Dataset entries
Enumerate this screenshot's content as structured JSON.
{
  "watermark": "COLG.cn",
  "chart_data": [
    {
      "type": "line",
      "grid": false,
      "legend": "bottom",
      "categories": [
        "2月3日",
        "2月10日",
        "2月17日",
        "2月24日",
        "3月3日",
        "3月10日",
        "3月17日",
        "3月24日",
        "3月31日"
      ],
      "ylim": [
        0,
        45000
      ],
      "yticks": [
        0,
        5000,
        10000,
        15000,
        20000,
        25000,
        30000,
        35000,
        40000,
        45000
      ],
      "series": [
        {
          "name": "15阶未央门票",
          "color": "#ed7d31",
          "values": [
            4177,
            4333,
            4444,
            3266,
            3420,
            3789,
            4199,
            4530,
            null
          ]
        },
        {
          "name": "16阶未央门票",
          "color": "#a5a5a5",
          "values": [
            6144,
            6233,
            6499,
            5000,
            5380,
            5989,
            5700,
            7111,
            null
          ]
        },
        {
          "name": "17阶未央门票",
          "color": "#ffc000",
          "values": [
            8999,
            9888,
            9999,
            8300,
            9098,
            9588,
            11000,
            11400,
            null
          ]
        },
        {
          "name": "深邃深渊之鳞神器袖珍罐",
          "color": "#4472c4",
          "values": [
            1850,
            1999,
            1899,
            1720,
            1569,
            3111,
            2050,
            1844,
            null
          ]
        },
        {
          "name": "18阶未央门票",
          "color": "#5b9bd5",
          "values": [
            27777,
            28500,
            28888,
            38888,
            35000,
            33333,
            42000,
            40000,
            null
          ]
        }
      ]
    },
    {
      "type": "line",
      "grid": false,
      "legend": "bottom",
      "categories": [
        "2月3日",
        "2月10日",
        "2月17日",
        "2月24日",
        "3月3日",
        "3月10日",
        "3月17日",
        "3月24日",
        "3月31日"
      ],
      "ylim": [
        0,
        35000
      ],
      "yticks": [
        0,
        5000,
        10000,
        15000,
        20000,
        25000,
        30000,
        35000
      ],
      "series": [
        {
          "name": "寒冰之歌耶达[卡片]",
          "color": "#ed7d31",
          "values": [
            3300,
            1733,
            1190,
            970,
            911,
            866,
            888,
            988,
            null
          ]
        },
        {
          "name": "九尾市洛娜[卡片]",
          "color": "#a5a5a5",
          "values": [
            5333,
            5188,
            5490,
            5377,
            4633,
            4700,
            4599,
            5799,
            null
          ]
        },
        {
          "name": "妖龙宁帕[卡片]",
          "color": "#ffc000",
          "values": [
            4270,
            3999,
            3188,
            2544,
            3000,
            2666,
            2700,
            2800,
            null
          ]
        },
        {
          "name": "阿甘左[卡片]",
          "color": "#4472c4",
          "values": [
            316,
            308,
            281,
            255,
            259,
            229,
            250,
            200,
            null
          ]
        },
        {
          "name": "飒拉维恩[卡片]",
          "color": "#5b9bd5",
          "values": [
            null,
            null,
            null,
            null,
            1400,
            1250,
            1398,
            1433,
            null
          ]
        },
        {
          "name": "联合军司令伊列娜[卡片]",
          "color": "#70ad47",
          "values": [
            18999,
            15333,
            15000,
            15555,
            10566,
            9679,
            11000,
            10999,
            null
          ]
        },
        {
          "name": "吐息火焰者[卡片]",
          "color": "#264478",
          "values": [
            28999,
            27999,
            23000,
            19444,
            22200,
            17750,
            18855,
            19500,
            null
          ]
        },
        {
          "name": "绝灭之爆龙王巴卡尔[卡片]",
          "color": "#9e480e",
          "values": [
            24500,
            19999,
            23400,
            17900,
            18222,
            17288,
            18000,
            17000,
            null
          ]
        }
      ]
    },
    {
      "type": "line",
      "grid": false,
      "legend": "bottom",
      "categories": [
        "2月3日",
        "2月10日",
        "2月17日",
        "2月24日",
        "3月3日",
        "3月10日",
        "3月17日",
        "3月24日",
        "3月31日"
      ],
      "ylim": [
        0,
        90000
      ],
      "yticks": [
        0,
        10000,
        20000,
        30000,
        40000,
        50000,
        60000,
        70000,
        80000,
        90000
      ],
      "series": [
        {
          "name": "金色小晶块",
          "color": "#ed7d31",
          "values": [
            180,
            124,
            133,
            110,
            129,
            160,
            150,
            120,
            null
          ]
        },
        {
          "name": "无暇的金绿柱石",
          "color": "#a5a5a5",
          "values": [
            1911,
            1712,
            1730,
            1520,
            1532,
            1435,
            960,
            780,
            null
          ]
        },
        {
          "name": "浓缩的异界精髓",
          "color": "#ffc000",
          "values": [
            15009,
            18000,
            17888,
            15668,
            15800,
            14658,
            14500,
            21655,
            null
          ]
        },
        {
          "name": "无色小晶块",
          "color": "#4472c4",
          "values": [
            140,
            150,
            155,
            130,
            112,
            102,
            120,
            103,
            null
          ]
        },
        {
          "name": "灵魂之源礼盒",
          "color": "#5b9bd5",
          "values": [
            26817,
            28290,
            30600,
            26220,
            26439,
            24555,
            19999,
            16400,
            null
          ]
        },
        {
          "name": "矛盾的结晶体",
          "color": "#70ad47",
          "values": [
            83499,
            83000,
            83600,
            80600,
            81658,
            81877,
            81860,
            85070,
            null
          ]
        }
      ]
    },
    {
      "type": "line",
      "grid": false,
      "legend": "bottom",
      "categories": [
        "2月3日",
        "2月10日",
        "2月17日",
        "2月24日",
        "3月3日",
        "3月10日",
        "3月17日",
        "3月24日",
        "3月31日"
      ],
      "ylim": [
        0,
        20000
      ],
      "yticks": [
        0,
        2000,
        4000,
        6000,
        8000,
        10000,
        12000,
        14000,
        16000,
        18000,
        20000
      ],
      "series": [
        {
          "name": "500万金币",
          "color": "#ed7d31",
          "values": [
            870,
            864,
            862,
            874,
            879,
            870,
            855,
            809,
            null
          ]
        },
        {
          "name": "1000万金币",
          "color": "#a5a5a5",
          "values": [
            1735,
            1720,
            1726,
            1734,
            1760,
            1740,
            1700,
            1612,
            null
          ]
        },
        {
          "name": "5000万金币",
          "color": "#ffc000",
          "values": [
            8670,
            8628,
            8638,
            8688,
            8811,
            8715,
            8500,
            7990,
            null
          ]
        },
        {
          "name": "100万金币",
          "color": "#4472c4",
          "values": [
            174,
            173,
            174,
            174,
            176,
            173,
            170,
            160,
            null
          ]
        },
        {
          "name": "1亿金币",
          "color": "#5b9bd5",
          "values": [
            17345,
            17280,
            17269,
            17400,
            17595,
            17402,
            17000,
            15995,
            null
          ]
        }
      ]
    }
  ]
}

- [Aim]
Copy out all of the records above with nothing altered.

- [Exercise solution]
Enumerate this screenshot's content as structured JSON.
{
  "watermark": "COLG.cn",
  "chart_data": [
    {
      "type": "line",
      "grid": false,
      "legend": "bottom",
      "categories": [
        "2月3日",
        "2月10日",
        "2月17日",
        "2月24日",
        "3月3日",
        "3月10日",
        "3月17日",
        "3月24日",
        "3月31日"
      ],
      "ylim": [
        0,
        45000
      ],
      "yticks": [
        0,
        5000,
        10000,
        15000,
        20000,
        25000,
        30000,
        35000,
        40000,
        45000
      ],
      "series": [
        {
          "name": "15阶未央门票",
          "color": "#ed7d31",
          "values": [
            4177,
            4333,
            4444,
            3266,
            3420,
            3789,
            4199,
            4530,
            null
          ]
        },
        {
          "name": "16阶未央门票",
          "color": "#a5a5a5",
          "values": [
            6144,
            6233,
            6499,
            5000,
            5380,
            5989,
            5700,
            7111,
            null
          ]
        },
        {
          "name": "17阶未央门票",
          "color": "#ffc000",
          "values": [
            8999,
            9888,
            9999,
            8300,
            9098,
            9588,
            11000,
            11400,
            null
          ]
        },
        {
          "name": "深邃深渊之鳞神器袖珍罐",
          "color": "#4472c4",
          "values": [
            1850,
            1999,
            1899,
            1720,
            1569,
            3111,
            2050,
            1844,
            null
          ]
        },
        {
          "name": "18阶未央门票",
          "color": "#5b9bd5",
          "values": [
            27777,
            28500,
            28888,
            38888,
            35000,
            33333,
            42000,
            40000,
            null
          ]
        }
      ]
    },
    {
      "type": "line",
      "grid": false,
      "legend": "bottom",
      "categories": [
        "2月3日",
        "2月10日",
        "2月17日",
        "2月24日",
        "3月3日",
        "3月10日",
        "3月17日",
        "3月24日",
        "3月31日"
      ],
      "ylim": [
        0,
        35000
      ],
      "yticks": [
        0,
        5000,
        10000,
        15000,
        20000,
        25000,
        30000,
        35000
      ],
      "series": [
        {
          "name": "寒冰之歌耶达[卡片]",
          "color": "#ed7d31",
          "values": [
            3300,
            1733,
            1190,
            970,
            911,
            866,
            888,
            988,
            null
          ]
        },
        {
          "name": "九尾市洛娜[卡片]",
          "color": "#a5a5a5",
          "values": [
            5333,
            5188,
            5490,
            5377,
            4633,
            4700,
            4599,
            5799,
            null
          ]
        },
        {
          "name": "妖龙宁帕[卡片]",
          "color": "#ffc000",
          "values": [
            4270,
            3999,
            3188,
            2544,
            3000,
            2666,
            2700,
            2800,
            null
          ]
        },
        {
          "name": "阿甘左[卡片]",
          "color": "#4472c4",
          "values": [
            316,
            308,
            281,
            255,
            259,
            229,
            250,
            200,
            null
          ]
        },
        {
          "name": "飒拉维恩[卡片]",
          "color": "#5b9bd5",
          "values": [
            null,
            null,
            null,
            null,
            1400,
            1250,
            1398,
            1433,
            null
          ]
        },
        {
          "name": "联合军司令伊列娜[卡片]",
          "color": "#70ad47",
          "values": [
            18999,
            15333,
            15000,
            15555,
            10566,
            9679,
            11000,
            10999,
            null
          ]
        },
        {
          "name": "吐息火焰者[卡片]",
          "color": "#264478",
          "values": [
            28999,
            27999,
            23000,
            19444,
            22200,
            17750,
            18855,
            19500,
            null
          ]
        },
        {
          "name": "绝灭之爆龙王巴卡尔[卡片]",
          "color": "#9e480e",
          "values": [
            24500,
            19999,
            23400,
            17900,
            18222,
            17288,
            18000,
            17000,
            null
          ]
        }
      ]
    },
    {
      "type": "line",
      "grid": false,
      "legend": "bottom",
      "categories": [
        "2月3日",
        "2月10日",
        "2月17日",
        "2月24日",
        "3月3日",
        "3月10日",
        "3月17日",
        "3月24日",
        "3月31日"
      ],
      "ylim": [
        0,
        90000
      ],
      "yticks": [
        0,
        10000,
        20000,
        30000,
        40000,
        50000,
        60000,
        70000,
        80000,
        90000
      ],
      "series": [
        {
          "name": "金色小晶块",
          "color": "#ed7d31",
          "values": [
            180,
            124,
            133,
            110,
            129,
            160,
            150,
            120,
            null
          ]
        },
        {
          "name": "无暇的金绿柱石",
          "color": "#a5a5a5",
          "values": [
            1911,
            1712,
            1730,
            1520,
            1532,
            1435,
            960,
            780,
            null
          ]
        },
        {
          "name": "浓缩的异界精髓",
          "color": "#ffc000",
          "values": [
            15009,
            18000,
            17888,
            15668,
            15800,
            14658,
            14500,
            21655,
            null
          ]
        },
        {
          "name": "无色小晶块",
          "color": "#4472c4",
          "values": [
            140,
            150,
            155,
            130,
            112,
            102,
            120,
            103,
            null
          ]
        },
        {
          "name": "灵魂之源礼盒",
          "color": "#5b9bd5",
          "values": [
            26817,
            28290,
            30600,
            26220,
            26439,
            24555,
            19999,
            16400,
            null
          ]
        },
        {
          "name": "矛盾的结晶体",
          "color": "#70ad47",
          "values": [
            83499,
            83000,
            83600,
            80600,
            81658,
            81877,
            81860,
            85070,
            null
          ]
        }
      ]
    },
    {
      "type": "line",
      "grid": false,
      "legend": "bottom",
      "categories": [
        "2月3日",
        "2月10日",
        "2月17日",
        "2月24日",
        "3月3日",
        "3月10日",
        "3月17日",
        "3月24日",
        "3月31日"
      ],
      "ylim": [
        0,
        20000
      ],
      "yticks": [
        0,
        2000,
        4000,
        6000,
        8000,
        10000,
        12000,
        14000,
        16000,
        18000,
        20000
      ],
      "series": [
        {
          "name": "500万金币",
          "color": "#ed7d31",
          "values": [
            870,
            864,
            862,
            874,
            879,
            870,
            855,
            809,
            null
          ]
        },
        {
          "name": "1000万金币",
          "color": "#a5a5a5",
          "values": [
            1735,
            1720,
            1726,
            1734,
            1760,
            1740,
            1700,
            1612,
            null
          ]
        },
        {
          "name": "5000万金币",
          "color": "#ffc000",
          "values": [
            8670,
            8628,
            8638,
            8688,
            8811,
            8715,
            8500,
            7990,
            null
          ]
        },
        {
          "name": "100万金币",
          "color": "#4472c4",
          "values": [
            174,
            173,
            174,
            174,
            176,
            173,
            170,
            160,
            null
          ]
        },
        {
          "name": "1亿金币",
          "color": "#5b9bd5",
          "values": [
            17345,
            17280,
            17269,
            17400,
            17595,
            17402,
            17000,
            15995,
            null
          ]
        }
      ]
    }
  ]
}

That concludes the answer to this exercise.